** Begin RECORDS SUPPLIED **
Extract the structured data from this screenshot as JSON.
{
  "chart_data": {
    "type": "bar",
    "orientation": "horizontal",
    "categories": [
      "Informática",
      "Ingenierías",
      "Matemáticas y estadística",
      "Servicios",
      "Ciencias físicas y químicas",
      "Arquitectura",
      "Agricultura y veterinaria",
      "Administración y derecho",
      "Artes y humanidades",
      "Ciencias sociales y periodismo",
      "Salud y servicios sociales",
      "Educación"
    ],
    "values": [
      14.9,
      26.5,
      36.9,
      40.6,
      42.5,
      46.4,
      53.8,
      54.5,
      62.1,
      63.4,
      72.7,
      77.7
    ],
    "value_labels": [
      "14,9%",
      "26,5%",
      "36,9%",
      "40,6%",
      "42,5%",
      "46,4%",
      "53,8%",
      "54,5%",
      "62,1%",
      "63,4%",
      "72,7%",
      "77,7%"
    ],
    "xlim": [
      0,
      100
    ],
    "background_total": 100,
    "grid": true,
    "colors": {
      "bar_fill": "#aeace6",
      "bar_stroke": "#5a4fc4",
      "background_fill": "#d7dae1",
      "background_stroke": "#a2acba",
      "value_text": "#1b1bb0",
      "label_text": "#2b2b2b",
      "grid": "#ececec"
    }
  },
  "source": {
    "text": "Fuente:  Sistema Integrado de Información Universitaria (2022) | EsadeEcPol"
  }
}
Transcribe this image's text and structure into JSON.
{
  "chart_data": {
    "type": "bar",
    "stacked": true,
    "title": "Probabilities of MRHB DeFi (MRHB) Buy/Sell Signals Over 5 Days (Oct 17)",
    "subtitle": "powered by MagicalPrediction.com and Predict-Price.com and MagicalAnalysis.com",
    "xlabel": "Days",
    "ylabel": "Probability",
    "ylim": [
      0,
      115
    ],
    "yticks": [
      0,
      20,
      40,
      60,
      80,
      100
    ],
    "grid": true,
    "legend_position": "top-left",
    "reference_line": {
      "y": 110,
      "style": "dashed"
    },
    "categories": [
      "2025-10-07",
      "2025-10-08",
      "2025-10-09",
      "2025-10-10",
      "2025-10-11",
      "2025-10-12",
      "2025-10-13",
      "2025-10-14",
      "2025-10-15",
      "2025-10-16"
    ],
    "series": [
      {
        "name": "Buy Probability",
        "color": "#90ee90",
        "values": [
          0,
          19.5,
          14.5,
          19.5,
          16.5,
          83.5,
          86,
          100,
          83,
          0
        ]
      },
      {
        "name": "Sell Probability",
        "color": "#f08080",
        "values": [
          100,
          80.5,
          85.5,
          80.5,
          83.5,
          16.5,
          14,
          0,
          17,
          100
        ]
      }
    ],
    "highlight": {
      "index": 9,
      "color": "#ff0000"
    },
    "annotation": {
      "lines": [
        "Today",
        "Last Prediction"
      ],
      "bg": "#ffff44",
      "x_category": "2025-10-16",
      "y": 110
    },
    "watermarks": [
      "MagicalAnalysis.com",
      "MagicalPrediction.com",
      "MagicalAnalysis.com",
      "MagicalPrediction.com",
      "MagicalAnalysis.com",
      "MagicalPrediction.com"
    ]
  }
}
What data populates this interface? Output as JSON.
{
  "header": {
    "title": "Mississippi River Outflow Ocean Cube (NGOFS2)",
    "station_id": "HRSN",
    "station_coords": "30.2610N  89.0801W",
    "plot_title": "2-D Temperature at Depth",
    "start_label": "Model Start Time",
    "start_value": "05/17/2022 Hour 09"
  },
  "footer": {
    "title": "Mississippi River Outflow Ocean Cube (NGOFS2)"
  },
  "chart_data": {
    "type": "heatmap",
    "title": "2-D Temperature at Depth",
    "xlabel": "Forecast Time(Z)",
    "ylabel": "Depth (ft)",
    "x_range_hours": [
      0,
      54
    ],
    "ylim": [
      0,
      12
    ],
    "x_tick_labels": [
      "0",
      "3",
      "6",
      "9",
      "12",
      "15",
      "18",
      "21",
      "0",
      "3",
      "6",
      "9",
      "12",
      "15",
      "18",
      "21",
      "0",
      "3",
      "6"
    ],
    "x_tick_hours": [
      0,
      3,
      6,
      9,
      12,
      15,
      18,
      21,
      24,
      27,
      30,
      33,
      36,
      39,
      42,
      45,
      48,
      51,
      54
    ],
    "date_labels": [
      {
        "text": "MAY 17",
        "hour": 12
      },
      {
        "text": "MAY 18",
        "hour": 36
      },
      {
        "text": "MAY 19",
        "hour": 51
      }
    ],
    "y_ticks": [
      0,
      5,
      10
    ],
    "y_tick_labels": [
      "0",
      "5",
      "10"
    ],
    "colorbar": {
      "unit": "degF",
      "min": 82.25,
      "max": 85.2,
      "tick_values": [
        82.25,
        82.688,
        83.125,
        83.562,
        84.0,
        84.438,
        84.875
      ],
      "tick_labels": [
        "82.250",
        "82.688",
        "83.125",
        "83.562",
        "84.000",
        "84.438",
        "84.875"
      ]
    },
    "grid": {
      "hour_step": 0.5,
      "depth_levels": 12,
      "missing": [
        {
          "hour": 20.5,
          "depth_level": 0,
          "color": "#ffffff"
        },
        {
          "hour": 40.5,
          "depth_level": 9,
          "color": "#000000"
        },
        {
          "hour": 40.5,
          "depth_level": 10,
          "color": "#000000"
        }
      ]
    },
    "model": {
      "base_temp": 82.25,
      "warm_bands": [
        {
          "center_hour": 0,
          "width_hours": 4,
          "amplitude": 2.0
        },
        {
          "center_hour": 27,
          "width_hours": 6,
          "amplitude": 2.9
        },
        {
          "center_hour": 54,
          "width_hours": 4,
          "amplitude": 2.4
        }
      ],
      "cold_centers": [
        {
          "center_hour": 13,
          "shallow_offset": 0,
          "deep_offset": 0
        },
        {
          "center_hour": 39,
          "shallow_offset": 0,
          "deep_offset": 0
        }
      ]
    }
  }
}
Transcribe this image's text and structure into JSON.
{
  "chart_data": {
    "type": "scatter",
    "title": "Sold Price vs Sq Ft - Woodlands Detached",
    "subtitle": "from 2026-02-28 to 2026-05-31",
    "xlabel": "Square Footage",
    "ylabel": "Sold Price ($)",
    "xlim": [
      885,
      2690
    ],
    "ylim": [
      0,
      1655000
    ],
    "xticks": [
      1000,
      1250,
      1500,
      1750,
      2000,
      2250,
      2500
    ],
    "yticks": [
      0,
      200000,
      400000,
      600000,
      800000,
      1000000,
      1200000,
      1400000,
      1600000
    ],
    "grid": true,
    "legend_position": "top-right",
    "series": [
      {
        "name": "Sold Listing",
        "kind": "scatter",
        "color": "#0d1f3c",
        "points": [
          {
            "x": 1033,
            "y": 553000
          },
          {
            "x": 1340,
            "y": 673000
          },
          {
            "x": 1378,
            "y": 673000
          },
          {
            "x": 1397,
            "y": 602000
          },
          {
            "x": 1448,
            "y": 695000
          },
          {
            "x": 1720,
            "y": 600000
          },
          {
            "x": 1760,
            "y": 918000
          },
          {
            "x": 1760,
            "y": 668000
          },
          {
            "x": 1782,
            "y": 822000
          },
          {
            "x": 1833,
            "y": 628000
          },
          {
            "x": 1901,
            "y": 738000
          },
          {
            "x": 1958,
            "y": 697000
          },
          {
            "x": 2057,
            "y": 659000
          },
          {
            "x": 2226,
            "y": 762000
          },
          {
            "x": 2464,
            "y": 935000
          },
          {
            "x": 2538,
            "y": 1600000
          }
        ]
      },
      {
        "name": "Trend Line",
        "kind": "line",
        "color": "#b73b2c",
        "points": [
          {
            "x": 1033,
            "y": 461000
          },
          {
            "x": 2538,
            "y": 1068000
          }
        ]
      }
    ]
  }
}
** End RECORDS SUPPLIED **
WORK TO BE COMPLETED: Print the records once more, exactly as they were given.

TASK RESPONSE:
Extract the structured data from this screenshot as JSON.
{
  "chart_data": {
    "type": "bar",
    "orientation": "horizontal",
    "categories": [
      "Informática",
      "Ingenierías",
      "Matemáticas y estadística",
      "Servicios",
      "Ciencias físicas y químicas",
      "Arquitectura",
      "Agricultura y veterinaria",
      "Administración y derecho",
      "Artes y humanidades",
      "Ciencias sociales y periodismo",
      "Salud y servicios sociales",
      "Educación"
    ],
    "values": [
      14.9,
      26.5,
      36.9,
      40.6,
      42.5,
      46.4,
      53.8,
      54.5,
      62.1,
      63.4,
      72.7,
      77.7
    ],
    "value_labels": [
      "14,9%",
      "26,5%",
      "36,9%",
      "40,6%",
      "42,5%",
      "46,4%",
      "53,8%",
      "54,5%",
      "62,1%",
      "63,4%",
      "72,7%",
      "77,7%"
    ],
    "xlim": [
      0,
      100
    ],
    "background_total": 100,
    "grid": true,
    "colors": {
      "bar_fill": "#aeace6",
      "bar_stroke": "#5a4fc4",
      "background_fill": "#d7dae1",
      "background_stroke": "#a2acba",
      "value_text": "#1b1bb0",
      "label_text": "#2b2b2b",
      "grid": "#ececec"
    }
  },
  "source": {
    "text": "Fuente:  Sistema Integrado de Información Universitaria (2022) | EsadeEcPol"
  }
}
Transcribe this image's text and structure into JSON.
{
  "chart_data": {
    "type": "bar",
    "stacked": true,
    "title": "Probabilities of MRHB DeFi (MRHB) Buy/Sell Signals Over 5 Days (Oct 17)",
    "subtitle": "powered by MagicalPrediction.com and Predict-Price.com and MagicalAnalysis.com",
    "xlabel": "Days",
    "ylabel": "Probability",
    "ylim": [
      0,
      115
    ],
    "yticks": [
      0,
      20,
      40,
      60,
      80,
      100
    ],
    "grid": true,
    "legend_position": "top-left",
    "reference_line": {
      "y": 110,
      "style": "dashed"
    },
    "categories": [
      "2025-10-07",
      "2025-10-08",
      "2025-10-09",
      "2025-10-10",
      "2025-10-11",
      "2025-10-12",
      "2025-10-13",
      "2025-10-14",
      "2025-10-15",
      "2025-10-16"
    ],
    "series": [
      {
        "name": "Buy Probability",
        "color": "#90ee90",
        "values": [
          0,
          19.5,
          14.5,
          19.5,
          16.5,
          83.5,
          86,
          100,
          83,
          0
        ]
      },
      {
        "name": "Sell Probability",
        "color": "#f08080",
        "values": [
          100,
          80.5,
          85.5,
          80.5,
          83.5,
          16.5,
          14,
          0,
          17,
          100
        ]
      }
    ],
    "highlight": {
      "index": 9,
      "color": "#ff0000"
    },
    "annotation": {
      "lines": [
        "Today",
        "Last Prediction"
      ],
      "bg": "#ffff44",
      "x_category": "2025-10-16",
      "y": 110
    },
    "watermarks": [
      "MagicalAnalysis.com",
      "MagicalPrediction.com",
      "MagicalAnalysis.com",
      "MagicalPrediction.com",
      "MagicalAnalysis.com",
      "MagicalPrediction.com"
    ]
  }
}
What data populates this interface? Output as JSON.
{
  "header": {
    "title": "Mississippi River Outflow Ocean Cube (NGOFS2)",
    "station_id": "HRSN",
    "station_coords": "30.2610N  89.0801W",
    "plot_title": "2-D Temperature at Depth",
    "start_label": "Model Start Time",
    "start_value": "05/17/2022 Hour 09"
  },
  "footer": {
    "title": "Mississippi River Outflow Ocean Cube (NGOFS2)"
  },
  "chart_data": {
    "type": "heatmap",
    "title": "2-D Temperature at Depth",
    "xlabel": "Forecast Time(Z)",
    "ylabel": "Depth (ft)",
    "x_range_hours": [
      0,
      54
    ],
    "ylim": [
      0,
      12
    ],
    "x_tick_labels": [
      "0",
      "3",
      "6",
      "9",
      "12",
      "15",
      "18",
      "21",
      "0",
      "3",
      "6",
      "9",
      "12",
      "15",
      "18",
      "21",
      "0",
      "3",
      "6"
    ],
    "x_tick_hours": [
      0,
      3,
      6,
      9,
      12,
      15,
      18,
      21,
      24,
      27,
      30,
      33,
      36,
      39,
      42,
      45,
      48,
      51,
      54
    ],
    "date_labels": [
      {
        "text": "MAY 17",
        "hour": 12
      },
      {
        "text": "MAY 18",
        "hour": 36
      },
      {
        "text": "MAY 19",
        "hour": 51
      }
    ],
    "y_ticks": [
      0,
      5,
      10
    ],
    "y_tick_labels": [
      "0",
      "5",
      "10"
    ],
    "colorbar": {
      "unit": "degF",
      "min": 82.25,
      "max": 85.2,
      "tick_values": [
        82.25,
        82.688,
        83.125,
        83.562,
        84.0,
        84.438,
        84.875
      ],
      "tick_labels": [
        "82.250",
        "82.688",
        "83.125",
        "83.562",
        "84.000",
        "84.438",
        "84.875"
      ]
    },
    "grid": {
      "hour_step": 0.5,
      "depth_levels": 12,
      "missing": [
        {
          "hour": 20.5,
          "depth_level": 0,
          "color": "#ffffff"
        },
        {
          "hour": 40.5,
          "depth_level": 9,
          "color": "#000000"
        },
        {
          "hour": 40.5,
          "depth_level": 10,
          "color": "#000000"
        }
      ]
    },
    "model": {
      "base_temp": 82.25,
      "warm_bands": [
        {
          "center_hour": 0,
          "width_hours": 4,
          "amplitude": 2.0
        },
        {
          "center_hour": 27,
          "width_hours": 6,
          "amplitude": 2.9
        },
        {
          "center_hour": 54,
          "width_hours": 4,
          "amplitude": 2.4
        }
      ],
      "cold_centers": [
        {
          "center_hour": 13,
          "shallow_offset": 0,
          "deep_offset": 0
        },
        {
          "center_hour": 39,
          "shallow_offset": 0,
          "deep_offset": 0
        }
      ]
    }
  }
}
Transcribe this image's text and structure into JSON.
{
  "chart_data": {
    "type": "scatter",
    "title": "Sold Price vs Sq Ft - Woodlands Detached",
    "subtitle": "from 2026-02-28 to 2026-05-31",
    "xlabel": "Square Footage",
    "ylabel": "Sold Price ($)",
    "xlim": [
      885,
      2690
    ],
    "ylim": [
      0,
      1655000
    ],
    "xticks": [
      1000,
      1250,
      1500,
      1750,
      2000,
      2250,
      2500
    ],
    "yticks": [
      0,
      200000,
      400000,
      600000,
      800000,
      1000000,
      1200000,
      1400000,
      1600000
    ],
    "grid": true,
    "legend_position": "top-right",
    "series": [
      {
        "name": "Sold Listing",
        "kind": "scatter",
        "color": "#0d1f3c",
        "points": [
          {
            "x": 1033,
            "y": 553000
          },
          {
            "x": 1340,
            "y": 673000
          },
          {
            "x": 1378,
            "y": 673000
          },
          {
            "x": 1397,
            "y": 602000
          },
          {
            "x": 1448,
            "y": 695000
          },
          {
            "x": 1720,
            "y": 600000
          },
          {
            "x": 1760,
            "y": 918000
          },
          {
            "x": 1760,
            "y": 668000
          },
          {
            "x": 1782,
            "y": 822000
          },
          {
            "x": 1833,
            "y": 628000
          },
          {
            "x": 1901,
            "y": 738000
          },
          {
            "x": 1958,
            "y": 697000
          },
          {
            "x": 2057,
            "y": 659000
          },
          {
            "x": 2226,
            "y": 762000
          },
          {
            "x": 2464,
            "y": 935000
          },
          {
            "x": 2538,
            "y": 1600000
          }
        ]
      },
      {
        "name": "Trend Line",
        "kind": "line",
        "color": "#b73b2c",
        "points": [
          {
            "x": 1033,
            "y": 461000
          },
          {
            "x": 2538,
            "y": 1068000
          }
        ]
      }
    ]
  }
}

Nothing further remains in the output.